■ **Exercise directions**
Copy all entries without alteration and skip the pictures they hold.

■ **Entries**
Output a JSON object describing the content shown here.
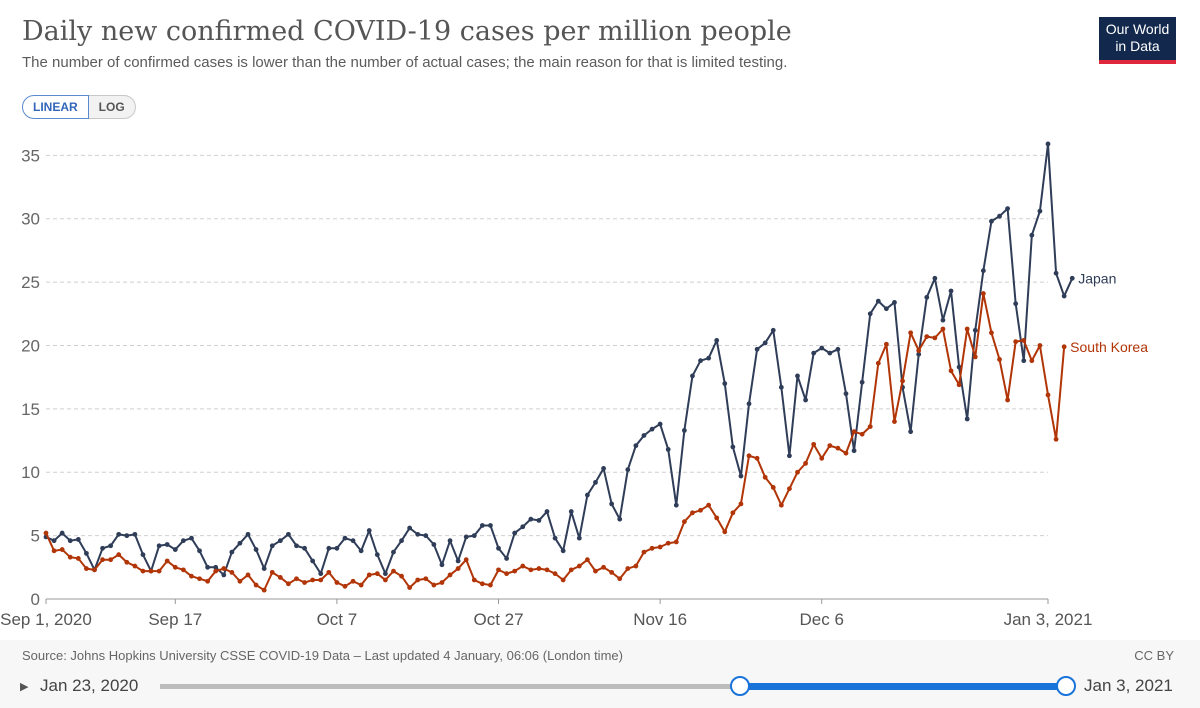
{
  "title": "Daily new confirmed COVID-19 cases per million people",
  "subtitle": "The number of confirmed cases is lower than the number of actual cases; the main reason for that is limited testing.",
  "logo": {
    "line1": "Our World",
    "line2": "in Data"
  },
  "scale_toggle": {
    "linear": "LINEAR",
    "log": "LOG",
    "selected": "LINEAR"
  },
  "footer": {
    "source": "Source: Johns Hopkins University CSSE COVID-19 Data – Last updated 4 January, 06:06 (London time)",
    "license": "CC BY"
  },
  "timeline": {
    "play_icon": "play-icon",
    "start_label": "Jan 23, 2020",
    "end_label": "Jan 3, 2021",
    "selection_start_fraction": 0.64,
    "selection_end_fraction": 1.0
  },
  "chart_data": {
    "type": "line",
    "title": "Daily new confirmed COVID-19 cases per million people",
    "x_label": "",
    "y_label": "",
    "x_range_days": [
      0,
      124
    ],
    "x_start_date": "Sep 1, 2020",
    "ylim": [
      0,
      37
    ],
    "y_ticks": [
      0,
      5,
      10,
      15,
      20,
      25,
      30,
      35
    ],
    "x_ticks": [
      {
        "day": 0,
        "label": "Sep 1, 2020"
      },
      {
        "day": 16,
        "label": "Sep 17"
      },
      {
        "day": 36,
        "label": "Oct 7"
      },
      {
        "day": 56,
        "label": "Oct 27"
      },
      {
        "day": 76,
        "label": "Nov 16"
      },
      {
        "day": 96,
        "label": "Dec 6"
      },
      {
        "day": 124,
        "label": "Jan 3, 2021"
      }
    ],
    "grid": true,
    "series": [
      {
        "name": "Japan",
        "color": "#2f3d58",
        "values": [
          4.9,
          4.6,
          5.2,
          4.6,
          4.7,
          3.6,
          2.3,
          4.0,
          4.2,
          5.1,
          5.0,
          5.1,
          3.5,
          2.2,
          4.2,
          4.3,
          3.9,
          4.6,
          4.8,
          3.8,
          2.5,
          2.5,
          1.9,
          3.7,
          4.4,
          5.1,
          3.9,
          2.4,
          4.2,
          4.6,
          5.1,
          4.2,
          4.0,
          3.0,
          2.0,
          4.0,
          4.0,
          4.8,
          4.6,
          3.8,
          5.4,
          3.5,
          2.0,
          3.7,
          4.6,
          5.6,
          5.1,
          5.0,
          4.3,
          2.7,
          4.6,
          3.0,
          4.9,
          5.0,
          5.8,
          5.8,
          4.0,
          3.2,
          5.2,
          5.7,
          6.3,
          6.2,
          6.9,
          4.8,
          3.8,
          6.9,
          4.8,
          8.2,
          9.2,
          10.3,
          7.5,
          6.3,
          10.2,
          12.1,
          12.9,
          13.4,
          13.8,
          11.8,
          7.4,
          13.3,
          17.6,
          18.8,
          19.0,
          20.4,
          17.0,
          12.0,
          9.7,
          15.4,
          19.7,
          20.2,
          21.2,
          16.7,
          11.3,
          17.6,
          15.7,
          19.4,
          19.8,
          19.4,
          19.7,
          16.2,
          11.7,
          17.1,
          22.5,
          23.5,
          22.9,
          23.4,
          16.7,
          13.2,
          19.3,
          23.8,
          25.3,
          22.0,
          24.3,
          18.3,
          14.2,
          21.2,
          25.9,
          29.8,
          30.2,
          30.8,
          23.3,
          18.8,
          28.7,
          30.6,
          35.9,
          25.7,
          23.9,
          25.3
        ]
      },
      {
        "name": "South Korea",
        "color": "#b13507",
        "values": [
          5.2,
          3.8,
          3.9,
          3.3,
          3.2,
          2.4,
          2.3,
          3.1,
          3.1,
          3.5,
          2.9,
          2.6,
          2.2,
          2.2,
          2.2,
          3.0,
          2.5,
          2.3,
          1.8,
          1.6,
          1.4,
          2.2,
          2.4,
          2.1,
          1.4,
          1.9,
          1.1,
          0.7,
          2.1,
          1.7,
          1.2,
          1.6,
          1.3,
          1.5,
          1.5,
          2.1,
          1.3,
          1.0,
          1.4,
          1.1,
          1.9,
          2.0,
          1.5,
          2.2,
          1.8,
          0.9,
          1.5,
          1.6,
          1.1,
          1.3,
          1.9,
          2.4,
          3.1,
          1.5,
          1.2,
          1.1,
          2.3,
          2.0,
          2.2,
          2.6,
          2.3,
          2.4,
          2.3,
          2.0,
          1.5,
          2.3,
          2.6,
          3.1,
          2.2,
          2.5,
          2.1,
          1.6,
          2.4,
          2.6,
          3.7,
          4.0,
          4.1,
          4.4,
          4.5,
          6.1,
          6.8,
          7.0,
          7.4,
          6.4,
          5.3,
          6.8,
          7.5,
          11.3,
          11.1,
          9.6,
          8.8,
          7.4,
          8.7,
          10.0,
          10.7,
          12.2,
          11.1,
          12.1,
          11.9,
          11.5,
          13.2,
          13.0,
          13.6,
          18.6,
          20.1,
          14.0,
          17.2,
          21.0,
          19.6,
          20.7,
          20.6,
          21.3,
          18.0,
          16.9,
          21.3,
          19.1,
          24.1,
          21.0,
          18.9,
          15.7,
          20.3,
          20.4,
          18.8,
          20.0,
          16.1,
          12.6,
          19.9
        ]
      }
    ]
  }
}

■ **Result**
Output a JSON object describing the content shown here.
{
  "title": "Daily new confirmed COVID-19 cases per million people",
  "subtitle": "The number of confirmed cases is lower than the number of actual cases; the main reason for that is limited testing.",
  "logo": {
    "line1": "Our World",
    "line2": "in Data"
  },
  "scale_toggle": {
    "linear": "LINEAR",
    "log": "LOG",
    "selected": "LINEAR"
  },
  "footer": {
    "source": "Source: Johns Hopkins University CSSE COVID-19 Data – Last updated 4 January, 06:06 (London time)",
    "license": "CC BY"
  },
  "timeline": {
    "play_icon": "play-icon",
    "start_label": "Jan 23, 2020",
    "end_label": "Jan 3, 2021",
    "selection_start_fraction": 0.64,
    "selection_end_fraction": 1.0
  },
  "chart_data": {
    "type": "line",
    "title": "Daily new confirmed COVID-19 cases per million people",
    "x_label": "",
    "y_label": "",
    "x_range_days": [
      0,
      124
    ],
    "x_start_date": "Sep 1, 2020",
    "ylim": [
      0,
      37
    ],
    "y_ticks": [
      0,
      5,
      10,
      15,
      20,
      25,
      30,
      35
    ],
    "x_ticks": [
      {
        "day": 0,
        "label": "Sep 1, 2020"
      },
      {
        "day": 16,
        "label": "Sep 17"
      },
      {
        "day": 36,
        "label": "Oct 7"
      },
      {
        "day": 56,
        "label": "Oct 27"
      },
      {
        "day": 76,
        "label": "Nov 16"
      },
      {
        "day": 96,
        "label": "Dec 6"
      },
      {
        "day": 124,
        "label": "Jan 3, 2021"
      }
    ],
    "grid": true,
    "series": [
      {
        "name": "Japan",
        "color": "#2f3d58",
        "values": [
          4.9,
          4.6,
          5.2,
          4.6,
          4.7,
          3.6,
          2.3,
          4.0,
          4.2,
          5.1,
          5.0,
          5.1,
          3.5,
          2.2,
          4.2,
          4.3,
          3.9,
          4.6,
          4.8,
          3.8,
          2.5,
          2.5,
          1.9,
          3.7,
          4.4,
          5.1,
          3.9,
          2.4,
          4.2,
          4.6,
          5.1,
          4.2,
          4.0,
          3.0,
          2.0,
          4.0,
          4.0,
          4.8,
          4.6,
          3.8,
          5.4,
          3.5,
          2.0,
          3.7,
          4.6,
          5.6,
          5.1,
          5.0,
          4.3,
          2.7,
          4.6,
          3.0,
          4.9,
          5.0,
          5.8,
          5.8,
          4.0,
          3.2,
          5.2,
          5.7,
          6.3,
          6.2,
          6.9,
          4.8,
          3.8,
          6.9,
          4.8,
          8.2,
          9.2,
          10.3,
          7.5,
          6.3,
          10.2,
          12.1,
          12.9,
          13.4,
          13.8,
          11.8,
          7.4,
          13.3,
          17.6,
          18.8,
          19.0,
          20.4,
          17.0,
          12.0,
          9.7,
          15.4,
          19.7,
          20.2,
          21.2,
          16.7,
          11.3,
          17.6,
          15.7,
          19.4,
          19.8,
          19.4,
          19.7,
          16.2,
          11.7,
          17.1,
          22.5,
          23.5,
          22.9,
          23.4,
          16.7,
          13.2,
          19.3,
          23.8,
          25.3,
          22.0,
          24.3,
          18.3,
          14.2,
          21.2,
          25.9,
          29.8,
          30.2,
          30.8,
          23.3,
          18.8,
          28.7,
          30.6,
          35.9,
          25.7,
          23.9,
          25.3
        ]
      },
      {
        "name": "South Korea",
        "color": "#b13507",
        "values": [
          5.2,
          3.8,
          3.9,
          3.3,
          3.2,
          2.4,
          2.3,
          3.1,
          3.1,
          3.5,
          2.9,
          2.6,
          2.2,
          2.2,
          2.2,
          3.0,
          2.5,
          2.3,
          1.8,
          1.6,
          1.4,
          2.2,
          2.4,
          2.1,
          1.4,
          1.9,
          1.1,
          0.7,
          2.1,
          1.7,
          1.2,
          1.6,
          1.3,
          1.5,
          1.5,
          2.1,
          1.3,
          1.0,
          1.4,
          1.1,
          1.9,
          2.0,
          1.5,
          2.2,
          1.8,
          0.9,
          1.5,
          1.6,
          1.1,
          1.3,
          1.9,
          2.4,
          3.1,
          1.5,
          1.2,
          1.1,
          2.3,
          2.0,
          2.2,
          2.6,
          2.3,
          2.4,
          2.3,
          2.0,
          1.5,
          2.3,
          2.6,
          3.1,
          2.2,
          2.5,
          2.1,
          1.6,
          2.4,
          2.6,
          3.7,
          4.0,
          4.1,
          4.4,
          4.5,
          6.1,
          6.8,
          7.0,
          7.4,
          6.4,
          5.3,
          6.8,
          7.5,
          11.3,
          11.1,
          9.6,
          8.8,
          7.4,
          8.7,
          10.0,
          10.7,
          12.2,
          11.1,
          12.1,
          11.9,
          11.5,
          13.2,
          13.0,
          13.6,
          18.6,
          20.1,
          14.0,
          17.2,
          21.0,
          19.6,
          20.7,
          20.6,
          21.3,
          18.0,
          16.9,
          21.3,
          19.1,
          24.1,
          21.0,
          18.9,
          15.7,
          20.3,
          20.4,
          18.8,
          20.0,
          16.1,
          12.6,
          19.9
        ]
      }
    ]
  }
}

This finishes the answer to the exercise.